Exercise aim:
Please give the whole listing again exactly, without any of its pictures.

+ + +

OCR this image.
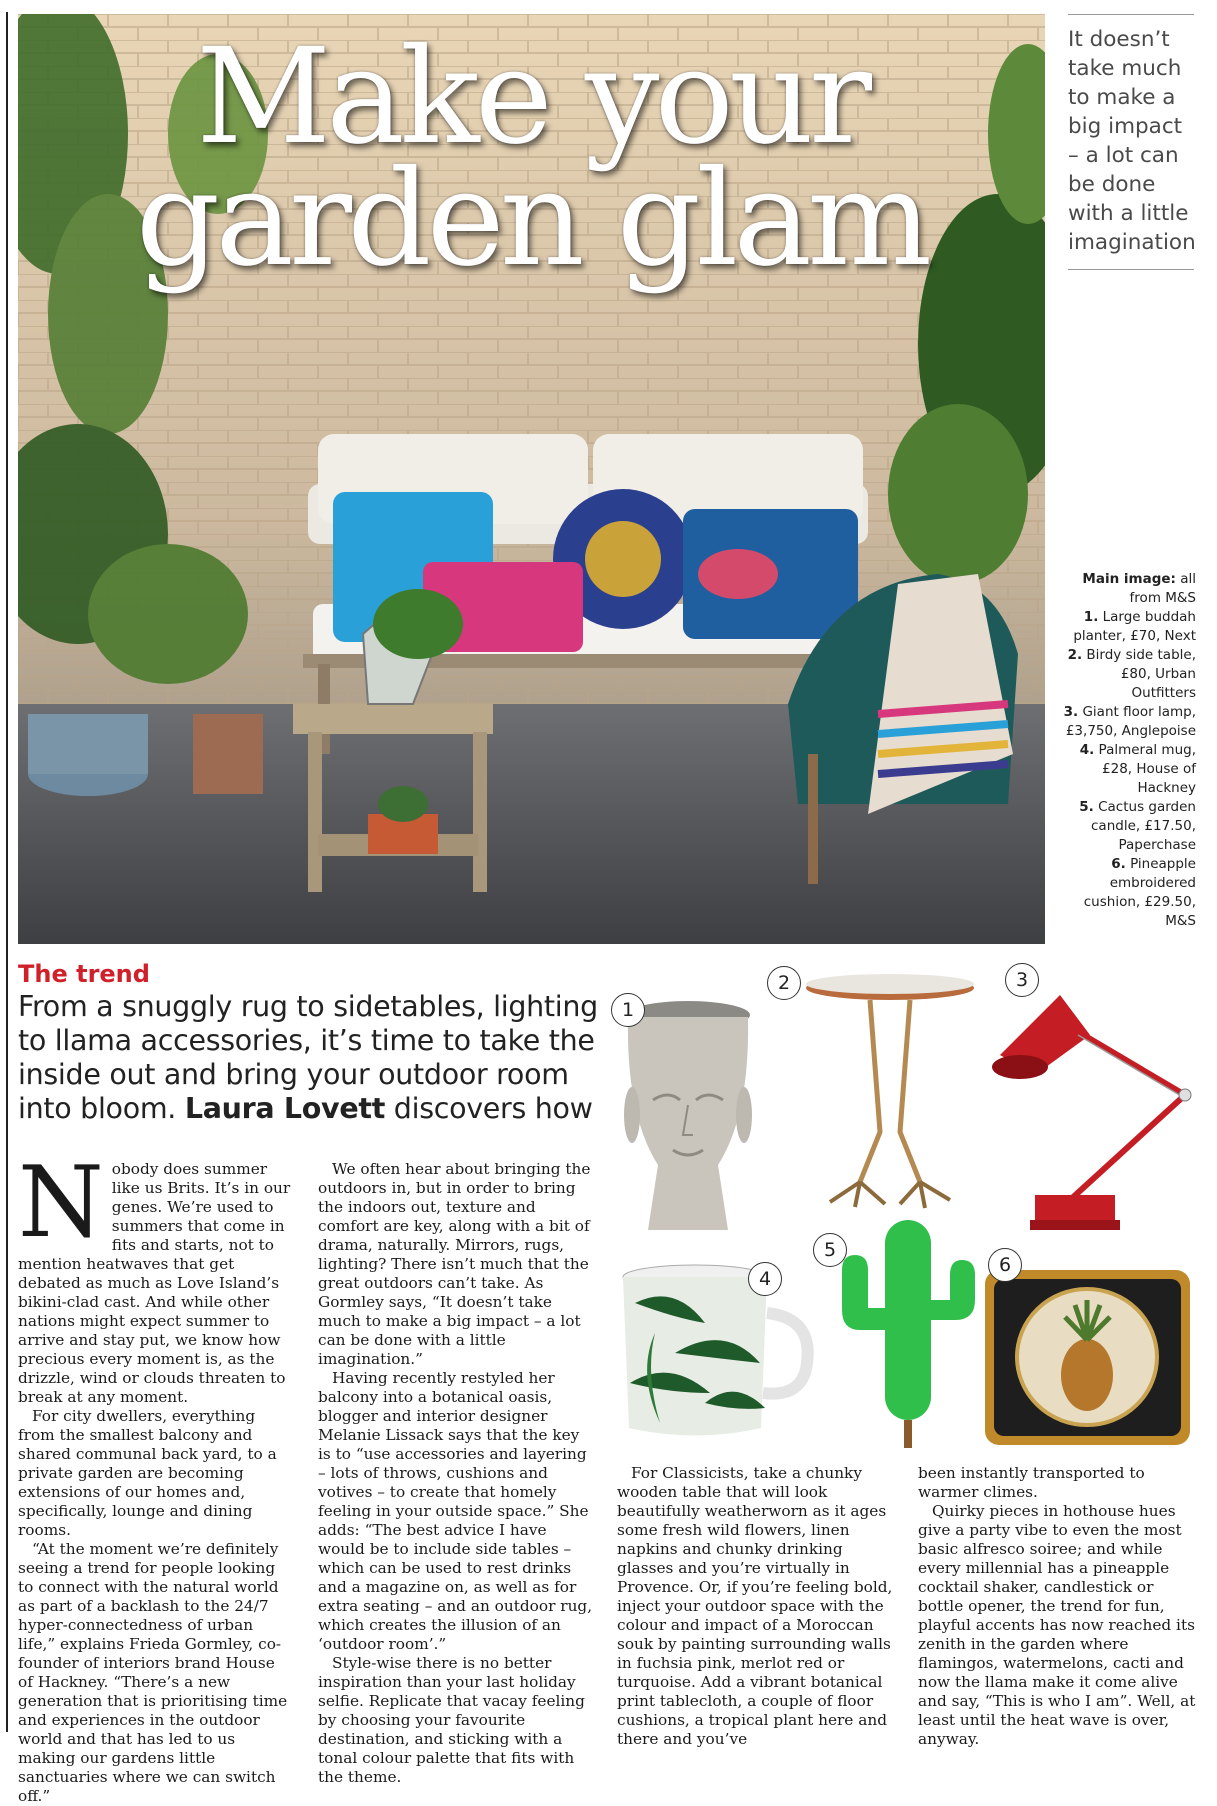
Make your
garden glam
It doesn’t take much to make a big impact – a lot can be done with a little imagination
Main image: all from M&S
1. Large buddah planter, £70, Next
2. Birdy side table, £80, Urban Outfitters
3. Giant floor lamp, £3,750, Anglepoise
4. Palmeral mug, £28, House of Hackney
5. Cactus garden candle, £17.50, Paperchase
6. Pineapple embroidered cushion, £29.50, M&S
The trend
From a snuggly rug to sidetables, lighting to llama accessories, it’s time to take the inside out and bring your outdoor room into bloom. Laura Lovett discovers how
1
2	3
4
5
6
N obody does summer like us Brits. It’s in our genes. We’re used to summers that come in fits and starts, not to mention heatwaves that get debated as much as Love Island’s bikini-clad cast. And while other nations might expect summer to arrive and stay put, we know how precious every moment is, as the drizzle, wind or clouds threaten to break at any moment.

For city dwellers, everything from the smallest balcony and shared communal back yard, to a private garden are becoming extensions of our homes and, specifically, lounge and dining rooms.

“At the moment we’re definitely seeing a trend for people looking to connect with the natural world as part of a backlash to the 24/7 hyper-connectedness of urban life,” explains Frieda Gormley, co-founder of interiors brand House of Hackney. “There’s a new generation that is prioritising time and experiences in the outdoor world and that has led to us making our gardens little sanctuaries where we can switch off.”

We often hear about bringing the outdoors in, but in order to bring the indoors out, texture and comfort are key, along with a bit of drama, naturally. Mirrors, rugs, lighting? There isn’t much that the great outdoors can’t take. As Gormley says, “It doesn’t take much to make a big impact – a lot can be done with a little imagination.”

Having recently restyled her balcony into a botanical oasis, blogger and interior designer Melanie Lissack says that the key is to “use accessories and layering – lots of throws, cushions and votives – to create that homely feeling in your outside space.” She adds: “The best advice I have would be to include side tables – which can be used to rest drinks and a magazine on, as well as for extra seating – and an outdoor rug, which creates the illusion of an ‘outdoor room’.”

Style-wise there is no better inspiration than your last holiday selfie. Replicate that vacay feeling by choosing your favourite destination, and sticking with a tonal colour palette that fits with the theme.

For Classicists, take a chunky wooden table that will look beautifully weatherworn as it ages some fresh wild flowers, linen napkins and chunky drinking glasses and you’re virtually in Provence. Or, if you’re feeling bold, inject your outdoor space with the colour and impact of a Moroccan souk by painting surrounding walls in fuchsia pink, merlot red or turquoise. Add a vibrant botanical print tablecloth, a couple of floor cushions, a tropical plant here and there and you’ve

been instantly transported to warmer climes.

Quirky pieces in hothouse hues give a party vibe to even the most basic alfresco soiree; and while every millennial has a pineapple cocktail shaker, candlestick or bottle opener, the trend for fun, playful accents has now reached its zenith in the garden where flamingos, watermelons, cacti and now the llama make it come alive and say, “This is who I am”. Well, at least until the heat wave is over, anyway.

+ + +

Task solution:
OCR this image.
Make your
garden glam
It doesn’t take much to make a big impact – a lot can be done with a little imagination
Main image: all from M&S
1. Large buddah planter, £70, Next
2. Birdy side table, £80, Urban Outfitters
3. Giant floor lamp, £3,750, Anglepoise
4. Palmeral mug, £28, House of Hackney
5. Cactus garden candle, £17.50, Paperchase
6. Pineapple embroidered cushion, £29.50, M&S
The trend
From a snuggly rug to sidetables, lighting to llama accessories, it’s time to take the inside out and bring your outdoor room into bloom. Laura Lovett discovers how
1
2	3
4
5
6
N obody does summer like us Brits. It’s in our genes. We’re used to summers that come in fits and starts, not to mention heatwaves that get debated as much as Love Island’s bikini-clad cast. And while other nations might expect summer to arrive and stay put, we know how precious every moment is, as the drizzle, wind or clouds threaten to break at any moment.

For city dwellers, everything from the smallest balcony and shared communal back yard, to a private garden are becoming extensions of our homes and, specifically, lounge and dining rooms.

“At the moment we’re definitely seeing a trend for people looking to connect with the natural world as part of a backlash to the 24/7 hyper-connectedness of urban life,” explains Frieda Gormley, co-founder of interiors brand House of Hackney. “There’s a new generation that is prioritising time and experiences in the outdoor world and that has led to us making our gardens little sanctuaries where we can switch off.”

We often hear about bringing the outdoors in, but in order to bring the indoors out, texture and comfort are key, along with a bit of drama, naturally. Mirrors, rugs, lighting? There isn’t much that the great outdoors can’t take. As Gormley says, “It doesn’t take much to make a big impact – a lot can be done with a little imagination.”

Having recently restyled her balcony into a botanical oasis, blogger and interior designer Melanie Lissack says that the key is to “use accessories and layering – lots of throws, cushions and votives – to create that homely feeling in your outside space.” She adds: “The best advice I have would be to include side tables – which can be used to rest drinks and a magazine on, as well as for extra seating – and an outdoor rug, which creates the illusion of an ‘outdoor room’.”

Style-wise there is no better inspiration than your last holiday selfie. Replicate that vacay feeling by choosing your favourite destination, and sticking with a tonal colour palette that fits with the theme.

For Classicists, take a chunky wooden table that will look beautifully weatherworn as it ages some fresh wild flowers, linen napkins and chunky drinking glasses and you’re virtually in Provence. Or, if you’re feeling bold, inject your outdoor space with the colour and impact of a Moroccan souk by painting surrounding walls in fuchsia pink, merlot red or turquoise. Add a vibrant botanical print tablecloth, a couple of floor cushions, a tropical plant here and there and you’ve

been instantly transported to warmer climes.

Quirky pieces in hothouse hues give a party vibe to even the most basic alfresco soiree; and while every millennial has a pineapple cocktail shaker, candlestick or bottle opener, the trend for fun, playful accents has now reached its zenith in the garden where flamingos, watermelons, cacti and now the llama make it come alive and say, “This is who I am”. Well, at least until the heat wave is over, anyway.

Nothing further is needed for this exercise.